◆ Exercise brief: Your task is to quote the material that follows, in full and exactly.

────────────────────

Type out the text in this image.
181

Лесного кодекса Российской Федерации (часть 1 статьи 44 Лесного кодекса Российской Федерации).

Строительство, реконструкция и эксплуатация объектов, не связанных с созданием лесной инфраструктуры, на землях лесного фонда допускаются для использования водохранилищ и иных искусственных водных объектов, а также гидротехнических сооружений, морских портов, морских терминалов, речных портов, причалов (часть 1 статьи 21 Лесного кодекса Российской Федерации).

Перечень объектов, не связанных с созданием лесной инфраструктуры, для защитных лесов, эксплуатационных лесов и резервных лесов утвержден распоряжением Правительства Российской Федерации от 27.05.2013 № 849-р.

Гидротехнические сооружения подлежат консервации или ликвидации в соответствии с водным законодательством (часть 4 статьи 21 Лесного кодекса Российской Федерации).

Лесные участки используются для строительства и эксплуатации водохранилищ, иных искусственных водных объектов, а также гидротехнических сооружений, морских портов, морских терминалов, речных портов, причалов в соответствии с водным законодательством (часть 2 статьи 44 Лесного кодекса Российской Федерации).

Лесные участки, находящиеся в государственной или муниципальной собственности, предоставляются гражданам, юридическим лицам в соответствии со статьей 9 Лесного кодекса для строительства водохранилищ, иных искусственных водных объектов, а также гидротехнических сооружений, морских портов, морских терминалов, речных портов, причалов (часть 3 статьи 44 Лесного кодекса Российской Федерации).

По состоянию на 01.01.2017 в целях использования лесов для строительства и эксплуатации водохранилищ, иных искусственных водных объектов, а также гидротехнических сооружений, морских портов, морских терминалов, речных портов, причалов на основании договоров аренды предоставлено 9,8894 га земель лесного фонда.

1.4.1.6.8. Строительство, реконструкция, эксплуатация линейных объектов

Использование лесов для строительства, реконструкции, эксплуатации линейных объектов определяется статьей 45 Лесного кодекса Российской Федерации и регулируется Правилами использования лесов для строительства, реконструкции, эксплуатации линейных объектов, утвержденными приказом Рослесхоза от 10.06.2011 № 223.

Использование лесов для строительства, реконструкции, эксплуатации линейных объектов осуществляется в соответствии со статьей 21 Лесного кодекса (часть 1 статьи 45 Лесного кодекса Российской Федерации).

────────────────────

◆ Exercise answer:
Type out the text in this image.
181

Лесного кодекса Российской Федерации (часть 1 статьи 44 Лесного кодекса Российской Федерации).

Строительство, реконструкция и эксплуатация объектов, не связанных с созданием лесной инфраструктуры, на землях лесного фонда допускаются для использования водохранилищ и иных искусственных водных объектов, а также гидротехнических сооружений, морских портов, морских терминалов, речных портов, причалов (часть 1 статьи 21 Лесного кодекса Российской Федерации).

Перечень объектов, не связанных с созданием лесной инфраструктуры, для защитных лесов, эксплуатационных лесов и резервных лесов утвержден распоряжением Правительства Российской Федерации от 27.05.2013 № 849-р.

Гидротехнические сооружения подлежат консервации или ликвидации в соответствии с водным законодательством (часть 4 статьи 21 Лесного кодекса Российской Федерации).

Лесные участки используются для строительства и эксплуатации водохранилищ, иных искусственных водных объектов, а также гидротехнических сооружений, морских портов, морских терминалов, речных портов, причалов в соответствии с водным законодательством (часть 2 статьи 44 Лесного кодекса Российской Федерации).

Лесные участки, находящиеся в государственной или муниципальной собственности, предоставляются гражданам, юридическим лицам в соответствии со статьей 9 Лесного кодекса для строительства водохранилищ, иных искусственных водных объектов, а также гидротехнических сооружений, морских портов, морских терминалов, речных портов, причалов (часть 3 статьи 44 Лесного кодекса Российской Федерации).

По состоянию на 01.01.2017 в целях использования лесов для строительства и эксплуатации водохранилищ, иных искусственных водных объектов, а также гидротехнических сооружений, морских портов, морских терминалов, речных портов, причалов на основании договоров аренды предоставлено 9,8894 га земель лесного фонда.

1.4.1.6.8. Строительство, реконструкция, эксплуатация линейных объектов

Использование лесов для строительства, реконструкции, эксплуатации линейных объектов определяется статьей 45 Лесного кодекса Российской Федерации и регулируется Правилами использования лесов для строительства, реконструкции, эксплуатации линейных объектов, утвержденными приказом Рослесхоза от 10.06.2011 № 223.

Использование лесов для строительства, реконструкции, эксплуатации линейных объектов осуществляется в соответствии со статьей 21 Лесного кодекса (часть 1 статьи 45 Лесного кодекса Российской Федерации).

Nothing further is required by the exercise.